Exercise instructions: Show every line in the entries below where the word "strikethrough" appears.

[Start Task input]

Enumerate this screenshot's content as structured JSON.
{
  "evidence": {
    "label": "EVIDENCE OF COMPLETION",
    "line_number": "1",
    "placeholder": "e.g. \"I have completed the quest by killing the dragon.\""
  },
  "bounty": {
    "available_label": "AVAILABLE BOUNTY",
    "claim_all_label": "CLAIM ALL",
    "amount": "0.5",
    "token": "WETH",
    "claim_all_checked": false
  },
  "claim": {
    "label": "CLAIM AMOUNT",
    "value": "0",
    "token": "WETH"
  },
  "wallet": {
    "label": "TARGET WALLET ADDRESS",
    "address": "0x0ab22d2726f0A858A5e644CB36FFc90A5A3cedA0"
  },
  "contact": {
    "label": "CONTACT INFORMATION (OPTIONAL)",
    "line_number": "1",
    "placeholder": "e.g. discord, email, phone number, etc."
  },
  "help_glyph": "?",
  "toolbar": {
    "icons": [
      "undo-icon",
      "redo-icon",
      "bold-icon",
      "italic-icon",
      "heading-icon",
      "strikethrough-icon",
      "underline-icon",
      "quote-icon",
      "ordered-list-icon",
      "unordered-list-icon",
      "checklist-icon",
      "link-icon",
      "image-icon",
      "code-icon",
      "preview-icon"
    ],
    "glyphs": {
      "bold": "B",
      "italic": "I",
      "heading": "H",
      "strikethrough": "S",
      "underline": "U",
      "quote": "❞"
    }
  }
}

[End Task input]

Result below:
      "strikethrough-icon",
      "strikethrough": "S",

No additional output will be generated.